>> Begin EXERCISE MATERIALS

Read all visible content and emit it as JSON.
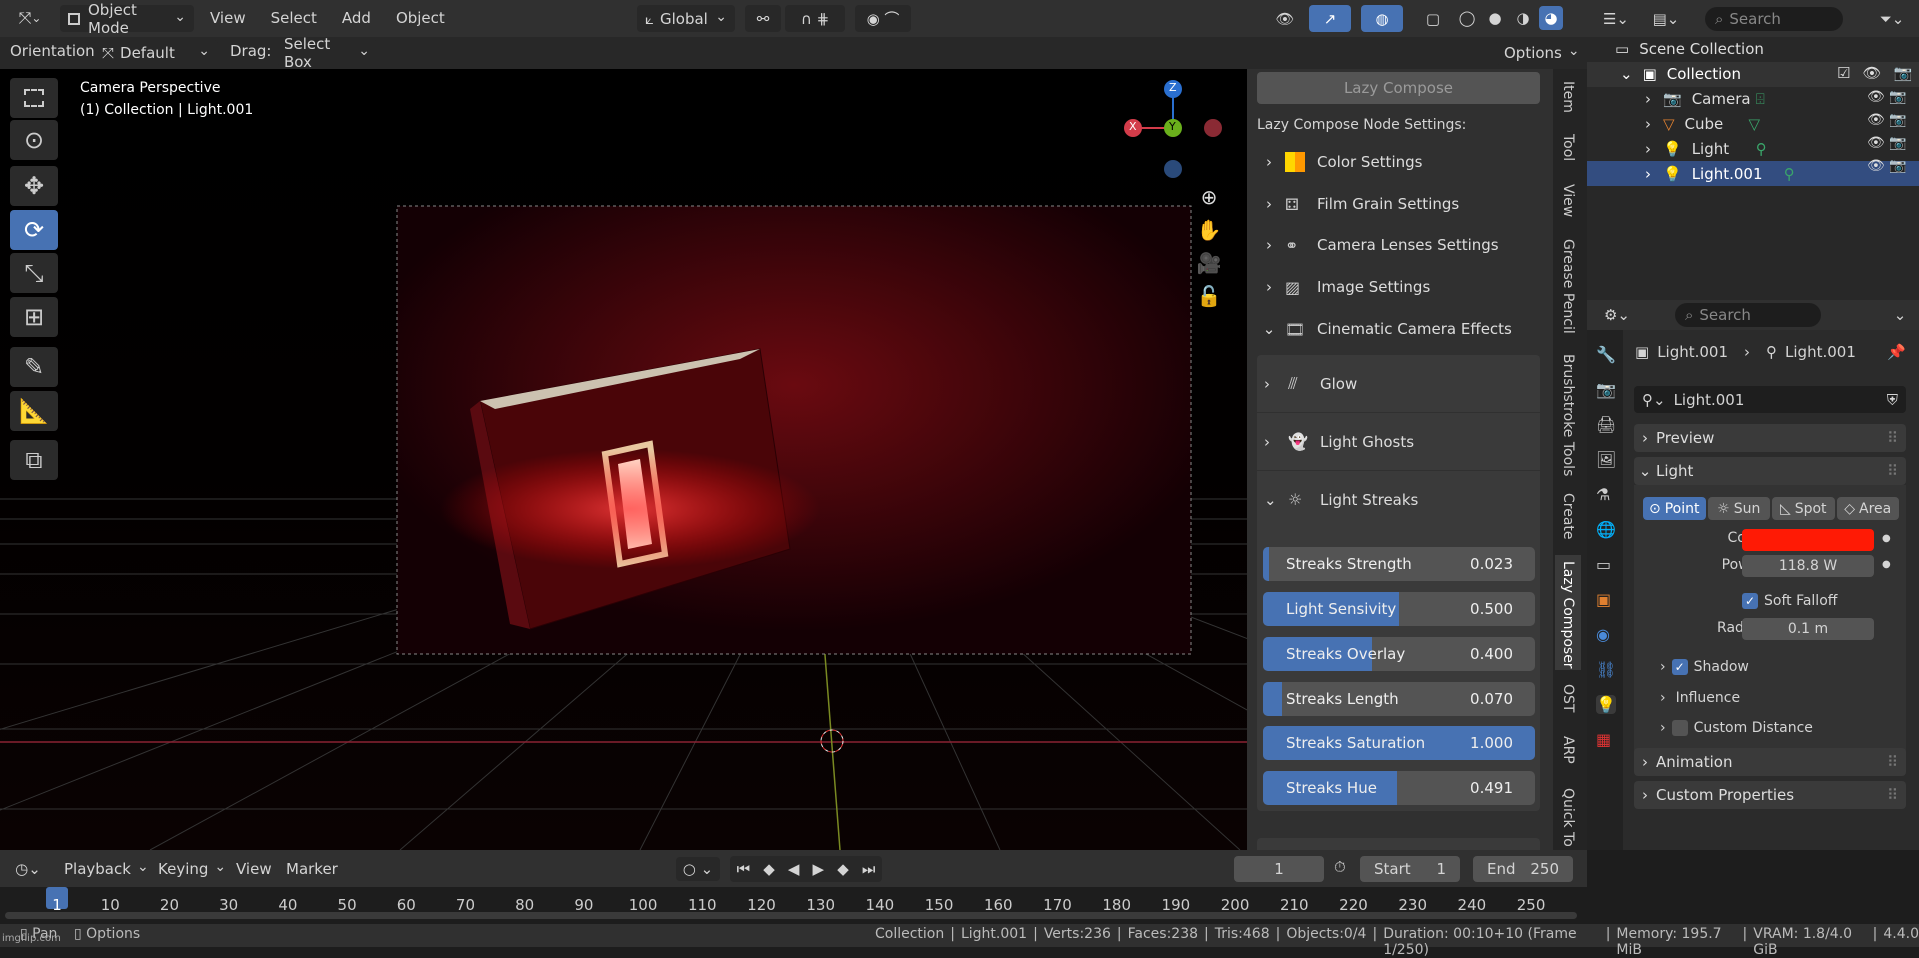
{
  "topbar": {
    "mode": "Object Mode",
    "menus": [
      "View",
      "Select",
      "Add",
      "Object"
    ],
    "transform_orientation": "Global"
  },
  "toolheader": {
    "orientation_label": "Orientation:",
    "orientation_value": "Default",
    "drag_label": "Drag:",
    "drag_value": "Select Box",
    "options": "Options"
  },
  "viewport": {
    "title": "Camera Perspective",
    "subtitle": "(1) Collection | Light.001",
    "gizmo_axes": {
      "z": "Z",
      "y": "Y",
      "x": "X"
    }
  },
  "lazy_compose": {
    "button": "Lazy Compose",
    "header": "Lazy Compose Node Settings:",
    "sections": [
      {
        "label": "Color Settings"
      },
      {
        "label": "Film Grain Settings"
      },
      {
        "label": "Camera Lenses Settings"
      },
      {
        "label": "Image Settings"
      },
      {
        "label": "Cinematic Camera Effects"
      }
    ],
    "subsections": [
      "Glow",
      "Light Ghosts",
      "Light Streaks"
    ],
    "sliders": [
      {
        "label": "Streaks Strength",
        "value": "0.023",
        "fraction": 0.023
      },
      {
        "label": "Light Sensivity",
        "value": "0.500",
        "fraction": 0.5
      },
      {
        "label": "Streaks Overlay",
        "value": "0.400",
        "fraction": 0.4
      },
      {
        "label": "Streaks Length",
        "value": "0.070",
        "fraction": 0.07
      },
      {
        "label": "Streaks Saturation",
        "value": "1.000",
        "fraction": 1.0
      },
      {
        "label": "Streaks Hue",
        "value": "0.491",
        "fraction": 0.491
      }
    ]
  },
  "side_tabs": [
    "Item",
    "Tool",
    "View",
    "Grease Pencil",
    "Brushstroke Tools",
    "Create",
    "Lazy Composer",
    "OST",
    "ARP",
    "Quick To"
  ],
  "outliner": {
    "search_placeholder": "Search",
    "scene_collection": "Scene Collection",
    "collection": "Collection",
    "items": [
      "Camera",
      "Cube",
      "Light",
      "Light.001"
    ]
  },
  "properties": {
    "search_placeholder": "Search",
    "breadcrumb_object": "Light.001",
    "breadcrumb_data": "Light.001",
    "datablock": "Light.001",
    "panels": {
      "preview": "Preview",
      "light": "Light",
      "animation": "Animation",
      "custom": "Custom Properties"
    },
    "light_types": [
      "Point",
      "Sun",
      "Spot",
      "Area"
    ],
    "color_label": "Color",
    "color_value": "#ff1a05",
    "power_label": "Power",
    "power_value": "118.8 W",
    "soft_falloff": "Soft Falloff",
    "radius_label": "Radius",
    "radius_value": "0.1 m",
    "shadow": "Shadow",
    "influence": "Influence",
    "custom_distance": "Custom Distance"
  },
  "timeline": {
    "menus": [
      "Playback",
      "Keying",
      "View",
      "Marker"
    ],
    "current_frame": "1",
    "start_label": "Start",
    "start_value": "1",
    "end_label": "End",
    "end_value": "250",
    "ticks": [
      "1",
      "10",
      "20",
      "30",
      "40",
      "50",
      "60",
      "70",
      "80",
      "90",
      "100",
      "110",
      "120",
      "130",
      "140",
      "150",
      "160",
      "170",
      "180",
      "190",
      "200",
      "210",
      "220",
      "230",
      "240",
      "250"
    ]
  },
  "statusbar": {
    "pan": "Pan",
    "options": "Options",
    "stats": [
      "Collection",
      "Light.001",
      "Verts:236",
      "Faces:238",
      "Tris:468",
      "Objects:0/4",
      "Duration: 00:10+10 (Frame 1/250)",
      "Memory: 195.7 MiB",
      "VRAM: 1.8/4.0 GiB",
      "4.4.0"
    ],
    "watermark": "imgflip.com"
  }
}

>> End EXERCISE MATERIALS

WHAT NEEDS TO BE DONE — Where a line above includes "Streaks", copy that line.

SOLUTION TO THIS EXERCISE —
      "Light Streaks"
        "label": "Streaks Strength",
        "label": "Streaks Overlay",
        "label": "Streaks Length",
        "label": "Streaks Saturation",
        "label": "Streaks Hue",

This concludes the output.